§ YOUR INSTRUCTIONS
Copy out each line of the listing below word for word, keeping every box number unchanged.

§ RECORDS
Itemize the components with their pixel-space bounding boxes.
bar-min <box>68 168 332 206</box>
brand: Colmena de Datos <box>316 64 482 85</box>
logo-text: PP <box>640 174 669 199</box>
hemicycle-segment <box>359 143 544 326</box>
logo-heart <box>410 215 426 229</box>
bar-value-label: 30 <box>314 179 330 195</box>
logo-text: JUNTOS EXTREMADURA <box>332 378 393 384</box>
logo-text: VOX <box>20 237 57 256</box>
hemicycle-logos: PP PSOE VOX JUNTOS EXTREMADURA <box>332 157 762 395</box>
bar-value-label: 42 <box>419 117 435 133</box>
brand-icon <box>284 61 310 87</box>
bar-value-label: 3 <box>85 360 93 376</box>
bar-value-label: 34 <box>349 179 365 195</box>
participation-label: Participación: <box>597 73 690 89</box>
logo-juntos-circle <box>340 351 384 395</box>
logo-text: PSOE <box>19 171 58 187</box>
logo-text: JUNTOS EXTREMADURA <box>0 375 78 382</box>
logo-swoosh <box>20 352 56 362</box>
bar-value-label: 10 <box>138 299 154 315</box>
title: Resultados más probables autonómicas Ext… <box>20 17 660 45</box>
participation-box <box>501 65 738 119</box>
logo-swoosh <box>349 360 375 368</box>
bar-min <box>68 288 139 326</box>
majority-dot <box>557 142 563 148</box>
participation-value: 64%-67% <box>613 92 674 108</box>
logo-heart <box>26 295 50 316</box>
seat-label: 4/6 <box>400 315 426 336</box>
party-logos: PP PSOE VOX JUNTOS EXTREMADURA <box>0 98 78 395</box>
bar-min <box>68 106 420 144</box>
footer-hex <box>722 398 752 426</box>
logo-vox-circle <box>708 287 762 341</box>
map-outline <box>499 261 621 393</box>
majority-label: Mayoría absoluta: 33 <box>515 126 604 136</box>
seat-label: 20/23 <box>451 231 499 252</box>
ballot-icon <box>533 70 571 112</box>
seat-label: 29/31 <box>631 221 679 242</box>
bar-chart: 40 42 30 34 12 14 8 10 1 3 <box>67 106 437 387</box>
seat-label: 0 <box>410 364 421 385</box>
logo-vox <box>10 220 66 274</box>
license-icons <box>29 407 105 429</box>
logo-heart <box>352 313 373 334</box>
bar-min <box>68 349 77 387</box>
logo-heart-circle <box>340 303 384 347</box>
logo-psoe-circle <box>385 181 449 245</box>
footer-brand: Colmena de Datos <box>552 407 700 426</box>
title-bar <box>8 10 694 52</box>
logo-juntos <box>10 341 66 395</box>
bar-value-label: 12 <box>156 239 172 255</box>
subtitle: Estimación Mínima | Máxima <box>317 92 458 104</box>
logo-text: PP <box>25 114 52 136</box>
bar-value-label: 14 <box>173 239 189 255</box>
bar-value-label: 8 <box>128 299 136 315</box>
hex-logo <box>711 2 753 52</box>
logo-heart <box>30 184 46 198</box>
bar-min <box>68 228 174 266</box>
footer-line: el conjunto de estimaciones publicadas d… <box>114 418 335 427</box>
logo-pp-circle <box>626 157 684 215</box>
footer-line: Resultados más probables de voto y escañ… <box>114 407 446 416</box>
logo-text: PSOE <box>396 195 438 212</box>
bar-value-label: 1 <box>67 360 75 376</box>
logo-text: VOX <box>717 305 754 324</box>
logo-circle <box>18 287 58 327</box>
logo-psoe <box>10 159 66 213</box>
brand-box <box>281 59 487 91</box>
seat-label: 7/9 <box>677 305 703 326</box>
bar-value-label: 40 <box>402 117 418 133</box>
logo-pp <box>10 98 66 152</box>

§ RESPONSE TO THE TASK
Itemize the components with their pixel-space bounding boxes.
bar-min <box>68 168 332 206</box>
brand: Colmena de Datos <box>316 64 482 85</box>
logo-text: PP <box>640 174 669 199</box>
hemicycle-segment <box>359 143 544 326</box>
logo-heart <box>410 215 426 229</box>
bar-value-label: 30 <box>314 179 330 195</box>
logo-text: JUNTOS EXTREMADURA <box>332 378 393 384</box>
logo-text: VOX <box>20 237 57 256</box>
hemicycle-logos: PP PSOE VOX JUNTOS EXTREMADURA <box>332 157 762 395</box>
bar-value-label: 42 <box>419 117 435 133</box>
brand-icon <box>284 61 310 87</box>
bar-value-label: 3 <box>85 360 93 376</box>
bar-value-label: 34 <box>349 179 365 195</box>
participation-label: Participación: <box>597 73 690 89</box>
logo-juntos-circle <box>340 351 384 395</box>
logo-text: PSOE <box>19 171 58 187</box>
logo-text: JUNTOS EXTREMADURA <box>0 375 78 382</box>
logo-swoosh <box>20 352 56 362</box>
bar-value-label: 10 <box>138 299 154 315</box>
title: Resultados más probables autonómicas Ext… <box>20 17 660 45</box>
participation-box <box>501 65 738 119</box>
logo-swoosh <box>349 360 375 368</box>
bar-min <box>68 288 139 326</box>
majority-dot <box>557 142 563 148</box>
participation-value: 64%-67% <box>613 92 674 108</box>
logo-heart <box>26 295 50 316</box>
seat-label: 4/6 <box>400 315 426 336</box>
party-logos: PP PSOE VOX JUNTOS EXTREMADURA <box>0 98 78 395</box>
bar-min <box>68 106 420 144</box>
footer-hex <box>722 398 752 426</box>
logo-vox-circle <box>708 287 762 341</box>
map-outline <box>499 261 621 393</box>
majority-label: Mayoría absoluta: 33 <box>515 126 604 136</box>
seat-label: 20/23 <box>451 231 499 252</box>
ballot-icon <box>533 70 571 112</box>
seat-label: 29/31 <box>631 221 679 242</box>
bar-chart: 40 42 30 34 12 14 8 10 1 3 <box>67 106 437 387</box>
seat-label: 0 <box>410 364 421 385</box>
logo-vox <box>10 220 66 274</box>
license-icons <box>29 407 105 429</box>
logo-heart <box>352 313 373 334</box>
bar-min <box>68 349 77 387</box>
logo-heart-circle <box>340 303 384 347</box>
logo-psoe-circle <box>385 181 449 245</box>
footer-brand: Colmena de Datos <box>552 407 700 426</box>
title-bar <box>8 10 694 52</box>
logo-juntos <box>10 341 66 395</box>
bar-value-label: 12 <box>156 239 172 255</box>
subtitle: Estimación Mínima | Máxima <box>317 92 458 104</box>
logo-text: PP <box>25 114 52 136</box>
bar-value-label: 14 <box>173 239 189 255</box>
bar-value-label: 8 <box>128 299 136 315</box>
hex-logo <box>711 2 753 52</box>
logo-heart <box>30 184 46 198</box>
bar-min <box>68 228 174 266</box>
footer-line: el conjunto de estimaciones publicadas d… <box>114 418 335 427</box>
logo-pp-circle <box>626 157 684 215</box>
footer-line: Resultados más probables de voto y escañ… <box>114 407 446 416</box>
logo-text: PSOE <box>396 195 438 212</box>
bar-value-label: 1 <box>67 360 75 376</box>
logo-text: VOX <box>717 305 754 324</box>
logo-circle <box>18 287 58 327</box>
logo-psoe <box>10 159 66 213</box>
brand-box <box>281 59 487 91</box>
seat-label: 7/9 <box>677 305 703 326</box>
bar-value-label: 40 <box>402 117 418 133</box>
logo-pp <box>10 98 66 152</box>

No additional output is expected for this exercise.